> **Set problem**: Print the complete set of entries exactly.

* begin Exercise input *

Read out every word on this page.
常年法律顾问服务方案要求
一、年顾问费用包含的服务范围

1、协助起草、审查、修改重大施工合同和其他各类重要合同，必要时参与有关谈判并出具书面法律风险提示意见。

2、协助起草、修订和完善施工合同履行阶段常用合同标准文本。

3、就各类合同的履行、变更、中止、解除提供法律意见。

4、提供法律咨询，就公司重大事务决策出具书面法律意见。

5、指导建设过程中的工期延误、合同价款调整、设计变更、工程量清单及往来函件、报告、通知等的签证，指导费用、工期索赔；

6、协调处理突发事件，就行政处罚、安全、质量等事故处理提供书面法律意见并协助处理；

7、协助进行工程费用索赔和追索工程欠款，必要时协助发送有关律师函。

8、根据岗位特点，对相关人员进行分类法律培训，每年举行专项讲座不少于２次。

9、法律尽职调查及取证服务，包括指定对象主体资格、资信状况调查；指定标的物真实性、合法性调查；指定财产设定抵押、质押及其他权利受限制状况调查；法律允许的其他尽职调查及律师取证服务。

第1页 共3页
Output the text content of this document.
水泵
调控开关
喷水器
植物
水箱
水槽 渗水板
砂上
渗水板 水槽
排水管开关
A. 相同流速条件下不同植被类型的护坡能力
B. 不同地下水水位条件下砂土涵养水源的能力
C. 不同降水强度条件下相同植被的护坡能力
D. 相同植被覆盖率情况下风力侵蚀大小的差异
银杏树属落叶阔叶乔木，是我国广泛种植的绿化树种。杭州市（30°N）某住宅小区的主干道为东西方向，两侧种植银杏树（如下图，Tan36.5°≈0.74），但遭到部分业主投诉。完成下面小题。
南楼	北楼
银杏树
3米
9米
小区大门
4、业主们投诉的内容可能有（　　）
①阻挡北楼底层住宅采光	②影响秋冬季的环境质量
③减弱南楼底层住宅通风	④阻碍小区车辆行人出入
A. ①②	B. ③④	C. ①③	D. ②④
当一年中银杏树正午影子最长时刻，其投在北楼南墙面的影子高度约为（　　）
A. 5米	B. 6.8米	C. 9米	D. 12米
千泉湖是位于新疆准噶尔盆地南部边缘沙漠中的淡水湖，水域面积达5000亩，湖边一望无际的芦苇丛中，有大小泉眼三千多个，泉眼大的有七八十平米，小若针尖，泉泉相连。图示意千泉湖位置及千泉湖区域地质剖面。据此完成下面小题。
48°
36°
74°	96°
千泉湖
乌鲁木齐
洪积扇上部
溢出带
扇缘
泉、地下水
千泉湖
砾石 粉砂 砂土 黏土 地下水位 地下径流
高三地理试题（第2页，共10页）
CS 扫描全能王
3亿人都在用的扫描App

* end Exercise input *

> **The response**:
Read out every word on this page.
常年法律顾问服务方案要求
一、年顾问费用包含的服务范围

1、协助起草、审查、修改重大施工合同和其他各类重要合同，必要时参与有关谈判并出具书面法律风险提示意见。

2、协助起草、修订和完善施工合同履行阶段常用合同标准文本。

3、就各类合同的履行、变更、中止、解除提供法律意见。

4、提供法律咨询，就公司重大事务决策出具书面法律意见。

5、指导建设过程中的工期延误、合同价款调整、设计变更、工程量清单及往来函件、报告、通知等的签证，指导费用、工期索赔；

6、协调处理突发事件，就行政处罚、安全、质量等事故处理提供书面法律意见并协助处理；

7、协助进行工程费用索赔和追索工程欠款，必要时协助发送有关律师函。

8、根据岗位特点，对相关人员进行分类法律培训，每年举行专项讲座不少于２次。

9、法律尽职调查及取证服务，包括指定对象主体资格、资信状况调查；指定标的物真实性、合法性调查；指定财产设定抵押、质押及其他权利受限制状况调查；法律允许的其他尽职调查及律师取证服务。

第1页 共3页
Output the text content of this document.
水泵
调控开关
喷水器
植物
水箱
水槽 渗水板
砂上
渗水板 水槽
排水管开关
A. 相同流速条件下不同植被类型的护坡能力
B. 不同地下水水位条件下砂土涵养水源的能力
C. 不同降水强度条件下相同植被的护坡能力
D. 相同植被覆盖率情况下风力侵蚀大小的差异
银杏树属落叶阔叶乔木，是我国广泛种植的绿化树种。杭州市（30°N）某住宅小区的主干道为东西方向，两侧种植银杏树（如下图，Tan36.5°≈0.74），但遭到部分业主投诉。完成下面小题。
南楼	北楼
银杏树
3米
9米
小区大门
4、业主们投诉的内容可能有（　　）
①阻挡北楼底层住宅采光	②影响秋冬季的环境质量
③减弱南楼底层住宅通风	④阻碍小区车辆行人出入
A. ①②	B. ③④	C. ①③	D. ②④
当一年中银杏树正午影子最长时刻，其投在北楼南墙面的影子高度约为（　　）
A. 5米	B. 6.8米	C. 9米	D. 12米
千泉湖是位于新疆准噶尔盆地南部边缘沙漠中的淡水湖，水域面积达5000亩，湖边一望无际的芦苇丛中，有大小泉眼三千多个，泉眼大的有七八十平米，小若针尖，泉泉相连。图示意千泉湖位置及千泉湖区域地质剖面。据此完成下面小题。
48°
36°
74°	96°
千泉湖
乌鲁木齐
洪积扇上部
溢出带
扇缘
泉、地下水
千泉湖
砾石 粉砂 砂土 黏土 地下水位 地下径流
高三地理试题（第2页，共10页）
CS 扫描全能王
3亿人都在用的扫描App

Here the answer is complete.